### Task prompt
Write out the full listing again, exactly as it stands.
-- START Information given --
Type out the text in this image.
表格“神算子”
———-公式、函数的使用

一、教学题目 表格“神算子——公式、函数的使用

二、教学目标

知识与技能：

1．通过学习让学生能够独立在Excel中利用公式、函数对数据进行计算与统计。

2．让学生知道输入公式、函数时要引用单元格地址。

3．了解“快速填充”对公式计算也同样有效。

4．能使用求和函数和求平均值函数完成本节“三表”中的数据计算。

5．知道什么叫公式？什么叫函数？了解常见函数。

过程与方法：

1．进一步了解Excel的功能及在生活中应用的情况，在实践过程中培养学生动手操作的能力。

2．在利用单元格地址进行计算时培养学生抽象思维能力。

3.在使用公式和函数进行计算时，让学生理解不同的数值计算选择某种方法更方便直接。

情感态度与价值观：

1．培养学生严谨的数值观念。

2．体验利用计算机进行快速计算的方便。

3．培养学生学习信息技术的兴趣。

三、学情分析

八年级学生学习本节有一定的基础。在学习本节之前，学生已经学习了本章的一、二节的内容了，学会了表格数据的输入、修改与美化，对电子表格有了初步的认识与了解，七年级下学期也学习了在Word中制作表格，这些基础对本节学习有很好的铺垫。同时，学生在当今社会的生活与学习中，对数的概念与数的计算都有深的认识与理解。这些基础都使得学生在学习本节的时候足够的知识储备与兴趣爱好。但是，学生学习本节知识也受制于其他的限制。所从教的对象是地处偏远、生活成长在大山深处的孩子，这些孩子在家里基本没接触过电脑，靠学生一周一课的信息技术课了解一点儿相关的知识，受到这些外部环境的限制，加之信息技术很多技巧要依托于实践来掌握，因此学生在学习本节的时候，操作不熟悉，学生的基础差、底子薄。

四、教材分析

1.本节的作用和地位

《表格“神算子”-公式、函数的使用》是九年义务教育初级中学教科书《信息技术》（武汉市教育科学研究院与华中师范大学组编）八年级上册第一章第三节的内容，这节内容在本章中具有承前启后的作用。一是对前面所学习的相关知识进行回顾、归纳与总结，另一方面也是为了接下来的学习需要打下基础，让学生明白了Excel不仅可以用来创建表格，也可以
-- END Information given --
### Correct answer
Type out the text in this image.
表格“神算子”
———-公式、函数的使用

一、教学题目 表格“神算子——公式、函数的使用

二、教学目标

知识与技能：

1．通过学习让学生能够独立在Excel中利用公式、函数对数据进行计算与统计。

2．让学生知道输入公式、函数时要引用单元格地址。

3．了解“快速填充”对公式计算也同样有效。

4．能使用求和函数和求平均值函数完成本节“三表”中的数据计算。

5．知道什么叫公式？什么叫函数？了解常见函数。

过程与方法：

1．进一步了解Excel的功能及在生活中应用的情况，在实践过程中培养学生动手操作的能力。

2．在利用单元格地址进行计算时培养学生抽象思维能力。

3.在使用公式和函数进行计算时，让学生理解不同的数值计算选择某种方法更方便直接。

情感态度与价值观：

1．培养学生严谨的数值观念。

2．体验利用计算机进行快速计算的方便。

3．培养学生学习信息技术的兴趣。

三、学情分析

八年级学生学习本节有一定的基础。在学习本节之前，学生已经学习了本章的一、二节的内容了，学会了表格数据的输入、修改与美化，对电子表格有了初步的认识与了解，七年级下学期也学习了在Word中制作表格，这些基础对本节学习有很好的铺垫。同时，学生在当今社会的生活与学习中，对数的概念与数的计算都有深的认识与理解。这些基础都使得学生在学习本节的时候足够的知识储备与兴趣爱好。但是，学生学习本节知识也受制于其他的限制。所从教的对象是地处偏远、生活成长在大山深处的孩子，这些孩子在家里基本没接触过电脑，靠学生一周一课的信息技术课了解一点儿相关的知识，受到这些外部环境的限制，加之信息技术很多技巧要依托于实践来掌握，因此学生在学习本节的时候，操作不熟悉，学生的基础差、底子薄。

四、教材分析

1.本节的作用和地位

《表格“神算子”-公式、函数的使用》是九年义务教育初级中学教科书《信息技术》（武汉市教育科学研究院与华中师范大学组编）八年级上册第一章第三节的内容，这节内容在本章中具有承前启后的作用。一是对前面所学习的相关知识进行回顾、归纳与总结，另一方面也是为了接下来的学习需要打下基础，让学生明白了Excel不仅可以用来创建表格，也可以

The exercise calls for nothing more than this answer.